%%

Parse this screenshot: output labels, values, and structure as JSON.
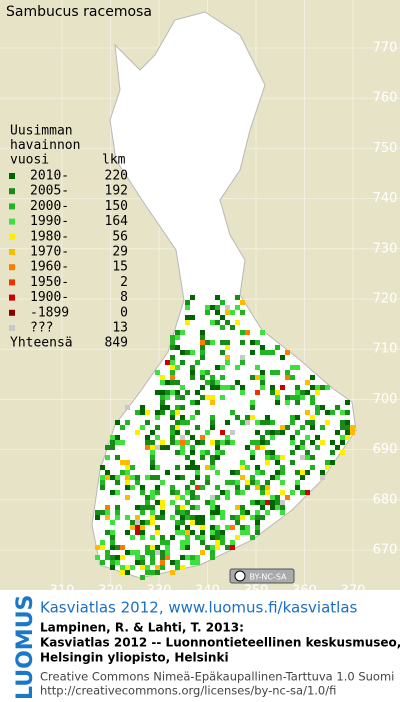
{
  "title": "Sambucus racemosa",
  "map": {
    "xticks": [
      310,
      320,
      330,
      340,
      350,
      360,
      370
    ],
    "yticks": [
      770,
      760,
      750,
      740,
      730,
      720,
      710,
      700,
      690,
      680,
      670
    ]
  },
  "legend": {
    "heading": [
      "Uusimman",
      "havainnon",
      "vuosi"
    ],
    "count_heading": "lkm",
    "items": [
      {
        "label": "2010-",
        "count": 220,
        "color": "#006400"
      },
      {
        "label": "2005-",
        "count": 192,
        "color": "#178a17"
      },
      {
        "label": "2000-",
        "count": 150,
        "color": "#22b522"
      },
      {
        "label": "1990-",
        "count": 164,
        "color": "#3ee03e"
      },
      {
        "label": "1980-",
        "count": 56,
        "color": "#ffee00"
      },
      {
        "label": "1970-",
        "count": 29,
        "color": "#ffbb00"
      },
      {
        "label": "1960-",
        "count": 15,
        "color": "#ff7a00"
      },
      {
        "label": "1950-",
        "count": 2,
        "color": "#ee3300"
      },
      {
        "label": "1900-",
        "count": 8,
        "color": "#cc0000"
      },
      {
        "label": "-1899",
        "count": 0,
        "color": "#880000"
      },
      {
        "label": "???",
        "count": 13,
        "color": "#c8c8c8"
      }
    ],
    "total_label": "Yhteensä",
    "total": 849
  },
  "license_badge": "BY-NC-SA",
  "logo": "LUOMUS",
  "footer": {
    "link": "Kasviatlas 2012, www.luomus.fi/kasviatlas",
    "citation": [
      "Lampinen, R. & Lahti, T. 2013:",
      "Kasviatlas 2012 -- Luonnontieteellinen keskusmuseo,",
      "Helsingin yliopisto, Helsinki"
    ],
    "license": [
      "Creative Commons Nimeä-Epäkaupallinen-Tarttuva 1.0 Suomi",
      "http://creativecommons.org/licenses/by-nc-sa/1.0/fi"
    ]
  }
}
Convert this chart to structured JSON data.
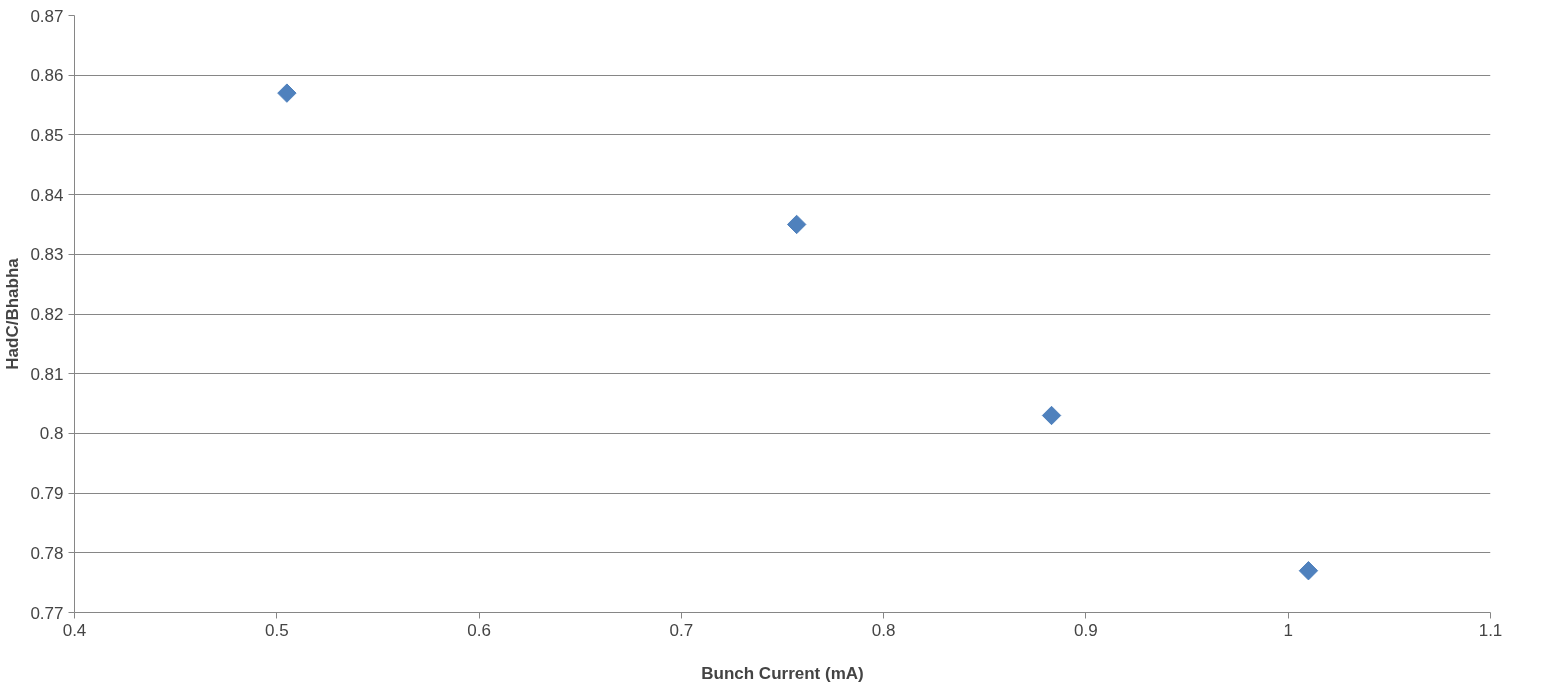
{
  "chart_data": {
    "type": "scatter",
    "xlabel": "Bunch Current (mA)",
    "ylabel": "HadC/Bhabha",
    "x": [
      0.505,
      0.757,
      0.883,
      1.01
    ],
    "series": [
      {
        "color": "#4f81bd",
        "values": [
          0.857,
          0.835,
          0.803,
          0.777
        ]
      }
    ],
    "xlim": [
      0.4,
      1.1
    ],
    "xticks": [
      0.4,
      0.5,
      0.6,
      0.7,
      0.8,
      0.9,
      1,
      1.1
    ],
    "ylim": [
      0.77,
      0.87
    ],
    "yticks": [
      0.77,
      0.78,
      0.79,
      0.8,
      0.81,
      0.82,
      0.83,
      0.84,
      0.85,
      0.86,
      0.87
    ],
    "grid": "y",
    "marker": "diamond"
  }
}
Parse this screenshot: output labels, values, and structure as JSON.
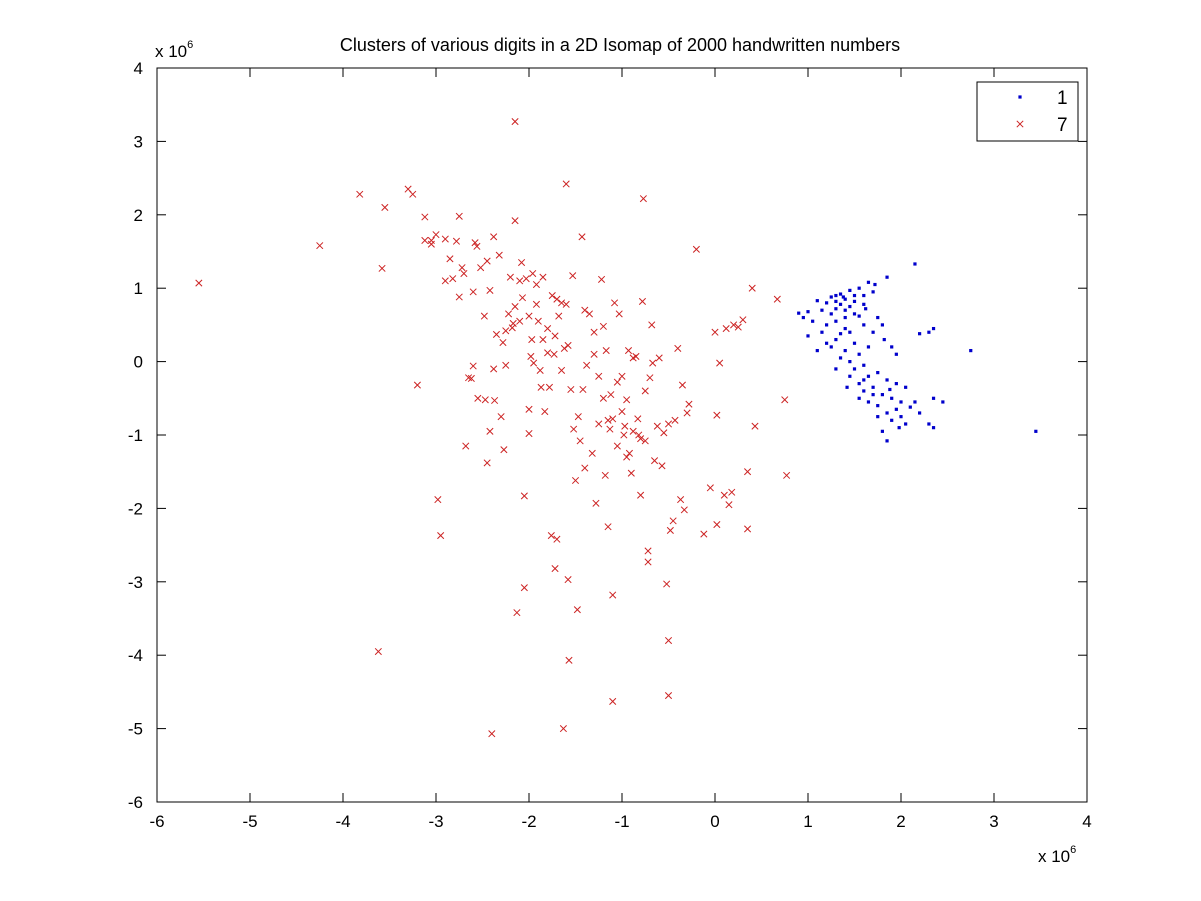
{
  "chart_data": {
    "type": "scatter",
    "title": "Clusters of various digits in a 2D Isomap of 2000 handwritten numbers",
    "xlabel": "",
    "ylabel": "",
    "x_exponent": "x 10",
    "x_exponent_power": "6",
    "y_exponent": "x 10",
    "y_exponent_power": "6",
    "xlim": [
      -6,
      4
    ],
    "ylim": [
      -6,
      4
    ],
    "xticks": [
      -6,
      -5,
      -4,
      -3,
      -2,
      -1,
      0,
      1,
      2,
      3,
      4
    ],
    "yticks": [
      -6,
      -5,
      -4,
      -3,
      -2,
      -1,
      0,
      1,
      2,
      3,
      4
    ],
    "grid": false,
    "legend_position": "top-right",
    "series": [
      {
        "name": "1",
        "marker": "dot",
        "color": "#0000cc",
        "points": [
          [
            2.15,
            1.33
          ],
          [
            1.85,
            1.15
          ],
          [
            1.65,
            1.08
          ],
          [
            1.72,
            1.05
          ],
          [
            1.55,
            1.0
          ],
          [
            1.45,
            0.97
          ],
          [
            1.35,
            0.92
          ],
          [
            1.3,
            0.9
          ],
          [
            1.25,
            0.88
          ],
          [
            1.4,
            0.85
          ],
          [
            1.5,
            0.82
          ],
          [
            1.2,
            0.8
          ],
          [
            1.1,
            0.83
          ],
          [
            1.35,
            0.78
          ],
          [
            1.6,
            0.78
          ],
          [
            1.45,
            0.75
          ],
          [
            1.3,
            0.72
          ],
          [
            1.15,
            0.7
          ],
          [
            1.0,
            0.68
          ],
          [
            0.9,
            0.66
          ],
          [
            1.25,
            0.65
          ],
          [
            1.55,
            0.62
          ],
          [
            1.75,
            0.6
          ],
          [
            0.95,
            0.6
          ],
          [
            1.05,
            0.55
          ],
          [
            1.2,
            0.5
          ],
          [
            1.4,
            0.45
          ],
          [
            1.8,
            0.5
          ],
          [
            1.15,
            0.4
          ],
          [
            1.35,
            0.38
          ],
          [
            2.35,
            0.45
          ],
          [
            2.3,
            0.4
          ],
          [
            2.2,
            0.38
          ],
          [
            1.0,
            0.35
          ],
          [
            1.3,
            0.3
          ],
          [
            1.5,
            0.25
          ],
          [
            1.25,
            0.2
          ],
          [
            1.4,
            0.15
          ],
          [
            1.55,
            0.1
          ],
          [
            1.35,
            0.05
          ],
          [
            1.45,
            0.0
          ],
          [
            1.6,
            -0.05
          ],
          [
            1.5,
            -0.1
          ],
          [
            1.75,
            -0.15
          ],
          [
            1.65,
            -0.2
          ],
          [
            1.85,
            -0.25
          ],
          [
            1.55,
            -0.3
          ],
          [
            1.7,
            -0.35
          ],
          [
            1.95,
            -0.3
          ],
          [
            1.6,
            -0.4
          ],
          [
            1.8,
            -0.45
          ],
          [
            1.9,
            -0.5
          ],
          [
            1.65,
            -0.55
          ],
          [
            2.0,
            -0.55
          ],
          [
            1.75,
            -0.6
          ],
          [
            2.1,
            -0.62
          ],
          [
            1.85,
            -0.7
          ],
          [
            2.0,
            -0.75
          ],
          [
            2.2,
            -0.7
          ],
          [
            1.9,
            -0.8
          ],
          [
            2.05,
            -0.85
          ],
          [
            1.8,
            -0.95
          ],
          [
            1.85,
            -1.08
          ],
          [
            2.15,
            -0.55
          ],
          [
            2.35,
            -0.5
          ],
          [
            2.45,
            -0.55
          ],
          [
            2.3,
            -0.85
          ],
          [
            2.35,
            -0.9
          ],
          [
            2.75,
            0.15
          ],
          [
            3.45,
            -0.95
          ],
          [
            1.4,
            0.6
          ],
          [
            1.3,
            0.55
          ],
          [
            1.6,
            0.5
          ],
          [
            1.7,
            0.4
          ],
          [
            1.9,
            0.2
          ],
          [
            1.95,
            0.1
          ],
          [
            1.2,
            0.25
          ],
          [
            1.1,
            0.15
          ],
          [
            1.3,
            -0.1
          ],
          [
            1.45,
            -0.2
          ],
          [
            1.6,
            -0.25
          ],
          [
            1.7,
            -0.45
          ],
          [
            1.55,
            -0.5
          ],
          [
            1.75,
            -0.75
          ],
          [
            1.95,
            -0.65
          ],
          [
            2.05,
            -0.35
          ],
          [
            1.65,
            0.2
          ],
          [
            1.5,
            0.65
          ],
          [
            1.4,
            0.7
          ],
          [
            1.3,
            0.82
          ],
          [
            1.6,
            0.9
          ],
          [
            1.7,
            0.95
          ],
          [
            1.5,
            0.9
          ],
          [
            1.38,
            0.88
          ],
          [
            1.62,
            0.72
          ],
          [
            1.45,
            0.4
          ],
          [
            1.82,
            0.3
          ],
          [
            1.42,
            -0.35
          ],
          [
            1.88,
            -0.38
          ],
          [
            1.98,
            -0.9
          ]
        ]
      },
      {
        "name": "7",
        "marker": "x",
        "color": "#cc2222",
        "points": [
          [
            -5.55,
            1.07
          ],
          [
            -4.25,
            1.58
          ],
          [
            -3.82,
            2.28
          ],
          [
            -3.62,
            -3.95
          ],
          [
            -3.58,
            1.27
          ],
          [
            -3.55,
            2.1
          ],
          [
            -3.3,
            2.35
          ],
          [
            -3.25,
            2.28
          ],
          [
            -3.2,
            -0.32
          ],
          [
            -3.12,
            1.97
          ],
          [
            -3.12,
            1.65
          ],
          [
            -3.05,
            1.65
          ],
          [
            -3.0,
            1.73
          ],
          [
            -2.98,
            -1.88
          ],
          [
            -2.95,
            -2.37
          ],
          [
            -2.9,
            1.67
          ],
          [
            -2.85,
            1.4
          ],
          [
            -2.82,
            1.13
          ],
          [
            -2.78,
            1.64
          ],
          [
            -2.75,
            1.98
          ],
          [
            -2.72,
            1.28
          ],
          [
            -2.7,
            1.2
          ],
          [
            -2.75,
            0.88
          ],
          [
            -2.68,
            -1.15
          ],
          [
            -2.65,
            -0.22
          ],
          [
            -2.62,
            -0.23
          ],
          [
            -2.58,
            1.62
          ],
          [
            -2.56,
            1.57
          ],
          [
            -2.55,
            -0.5
          ],
          [
            -2.52,
            1.28
          ],
          [
            -2.48,
            0.62
          ],
          [
            -2.47,
            -0.52
          ],
          [
            -2.45,
            1.37
          ],
          [
            -2.45,
            -1.38
          ],
          [
            -2.42,
            0.97
          ],
          [
            -2.42,
            -0.95
          ],
          [
            -2.4,
            -5.07
          ],
          [
            -2.38,
            1.7
          ],
          [
            -2.37,
            -0.53
          ],
          [
            -2.35,
            0.37
          ],
          [
            -2.32,
            1.45
          ],
          [
            -2.3,
            -0.75
          ],
          [
            -2.28,
            0.26
          ],
          [
            -2.27,
            -1.2
          ],
          [
            -2.25,
            -0.05
          ],
          [
            -2.22,
            0.65
          ],
          [
            -2.2,
            1.15
          ],
          [
            -2.18,
            0.46
          ],
          [
            -2.17,
            0.52
          ],
          [
            -2.15,
            3.27
          ],
          [
            -2.15,
            1.92
          ],
          [
            -2.13,
            -3.42
          ],
          [
            -2.1,
            0.55
          ],
          [
            -2.08,
            1.35
          ],
          [
            -2.07,
            0.87
          ],
          [
            -2.05,
            -3.08
          ],
          [
            -2.05,
            -1.83
          ],
          [
            -2.03,
            1.13
          ],
          [
            -2.0,
            -0.98
          ],
          [
            -2.0,
            -0.65
          ],
          [
            -1.98,
            0.07
          ],
          [
            -1.97,
            0.3
          ],
          [
            -1.96,
            1.2
          ],
          [
            -1.92,
            0.78
          ],
          [
            -1.9,
            0.55
          ],
          [
            -1.88,
            -0.12
          ],
          [
            -1.87,
            -0.35
          ],
          [
            -1.85,
            1.15
          ],
          [
            -1.83,
            -0.68
          ],
          [
            -1.8,
            0.45
          ],
          [
            -1.8,
            0.12
          ],
          [
            -1.78,
            -0.35
          ],
          [
            -1.76,
            -2.37
          ],
          [
            -1.73,
            0.1
          ],
          [
            -1.72,
            -2.82
          ],
          [
            -1.7,
            -2.42
          ],
          [
            -1.7,
            0.85
          ],
          [
            -1.68,
            0.62
          ],
          [
            -1.65,
            0.8
          ],
          [
            -1.63,
            -5.0
          ],
          [
            -1.62,
            0.18
          ],
          [
            -1.6,
            2.42
          ],
          [
            -1.58,
            -2.97
          ],
          [
            -1.57,
            -4.07
          ],
          [
            -1.55,
            -0.38
          ],
          [
            -1.53,
            1.17
          ],
          [
            -1.52,
            -0.92
          ],
          [
            -1.5,
            -1.62
          ],
          [
            -1.48,
            -3.38
          ],
          [
            -1.47,
            -0.75
          ],
          [
            -1.45,
            -1.08
          ],
          [
            -1.43,
            1.7
          ],
          [
            -1.42,
            -0.38
          ],
          [
            -1.4,
            -1.45
          ],
          [
            -1.38,
            -0.05
          ],
          [
            -1.35,
            0.65
          ],
          [
            -1.32,
            -1.25
          ],
          [
            -1.3,
            0.4
          ],
          [
            -1.28,
            -1.93
          ],
          [
            -1.25,
            -0.85
          ],
          [
            -1.25,
            -0.2
          ],
          [
            -1.22,
            1.12
          ],
          [
            -1.2,
            0.48
          ],
          [
            -1.18,
            -1.55
          ],
          [
            -1.17,
            0.15
          ],
          [
            -1.15,
            -2.25
          ],
          [
            -1.13,
            -0.92
          ],
          [
            -1.12,
            -0.45
          ],
          [
            -1.1,
            -0.78
          ],
          [
            -1.1,
            -3.18
          ],
          [
            -1.1,
            -4.63
          ],
          [
            -1.08,
            0.8
          ],
          [
            -1.05,
            -0.28
          ],
          [
            -1.03,
            0.65
          ],
          [
            -1.0,
            -0.68
          ],
          [
            -0.98,
            -1.0
          ],
          [
            -0.97,
            -0.88
          ],
          [
            -0.95,
            -0.52
          ],
          [
            -0.93,
            0.15
          ],
          [
            -0.92,
            -1.25
          ],
          [
            -0.9,
            -1.52
          ],
          [
            -0.88,
            0.05
          ],
          [
            -0.85,
            0.07
          ],
          [
            -0.83,
            -0.78
          ],
          [
            -0.82,
            -1.0
          ],
          [
            -0.8,
            -1.82
          ],
          [
            -0.78,
            0.82
          ],
          [
            -0.77,
            2.22
          ],
          [
            -0.75,
            -1.08
          ],
          [
            -0.72,
            -2.58
          ],
          [
            -0.72,
            -2.73
          ],
          [
            -0.7,
            -0.22
          ],
          [
            -0.68,
            0.5
          ],
          [
            -0.67,
            -0.02
          ],
          [
            -0.65,
            -1.35
          ],
          [
            -0.62,
            -0.88
          ],
          [
            -0.57,
            -1.42
          ],
          [
            -0.55,
            -0.97
          ],
          [
            -0.52,
            -3.03
          ],
          [
            -0.5,
            -3.8
          ],
          [
            -0.5,
            -4.55
          ],
          [
            -0.48,
            -2.3
          ],
          [
            -0.45,
            -2.17
          ],
          [
            -0.43,
            -0.8
          ],
          [
            -0.4,
            0.18
          ],
          [
            -0.37,
            -1.88
          ],
          [
            -0.35,
            -0.32
          ],
          [
            -0.33,
            -2.02
          ],
          [
            -0.3,
            -0.7
          ],
          [
            -0.28,
            -0.58
          ],
          [
            -0.2,
            1.53
          ],
          [
            -0.12,
            -2.35
          ],
          [
            -0.05,
            -1.72
          ],
          [
            0.0,
            0.4
          ],
          [
            0.02,
            -0.73
          ],
          [
            0.02,
            -2.22
          ],
          [
            0.05,
            -0.02
          ],
          [
            0.1,
            -1.82
          ],
          [
            0.12,
            0.45
          ],
          [
            0.15,
            -1.95
          ],
          [
            0.18,
            -1.78
          ],
          [
            0.2,
            0.5
          ],
          [
            0.25,
            0.47
          ],
          [
            0.3,
            0.57
          ],
          [
            0.35,
            -1.5
          ],
          [
            0.35,
            -2.28
          ],
          [
            0.4,
            1.0
          ],
          [
            0.43,
            -0.88
          ],
          [
            0.67,
            0.85
          ],
          [
            0.75,
            -0.52
          ],
          [
            0.77,
            -1.55
          ],
          [
            -2.6,
            -0.06
          ],
          [
            -2.38,
            -0.1
          ],
          [
            -1.95,
            -0.02
          ],
          [
            -1.72,
            0.35
          ],
          [
            -1.58,
            0.22
          ],
          [
            -1.4,
            0.7
          ],
          [
            -1.15,
            -0.8
          ],
          [
            -1.05,
            -1.15
          ],
          [
            -0.95,
            -1.3
          ],
          [
            -0.88,
            -0.95
          ],
          [
            -0.8,
            -1.05
          ],
          [
            -1.65,
            -0.12
          ],
          [
            -1.85,
            0.3
          ],
          [
            -2.0,
            0.62
          ],
          [
            -2.25,
            0.42
          ],
          [
            -2.1,
            1.1
          ],
          [
            -1.92,
            1.05
          ],
          [
            -1.75,
            0.9
          ],
          [
            -1.6,
            0.78
          ],
          [
            -1.3,
            0.1
          ],
          [
            -1.2,
            -0.5
          ],
          [
            -1.0,
            -0.2
          ],
          [
            -0.75,
            -0.4
          ],
          [
            -0.6,
            0.05
          ],
          [
            -0.5,
            -0.85
          ],
          [
            -2.6,
            0.95
          ],
          [
            -2.9,
            1.1
          ],
          [
            -3.05,
            1.6
          ],
          [
            -2.15,
            0.75
          ]
        ]
      }
    ]
  }
}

%%

Job: Look through the entries above for the word "Kasviatlas". Copy every line where it shows up.

Result of the task:
    "link": "Kasviatlas 2012, www.luomus.fi/kasviatlas",
      "Kasviatlas 2012 -- Luonnontieteellinen keskusmuseo,",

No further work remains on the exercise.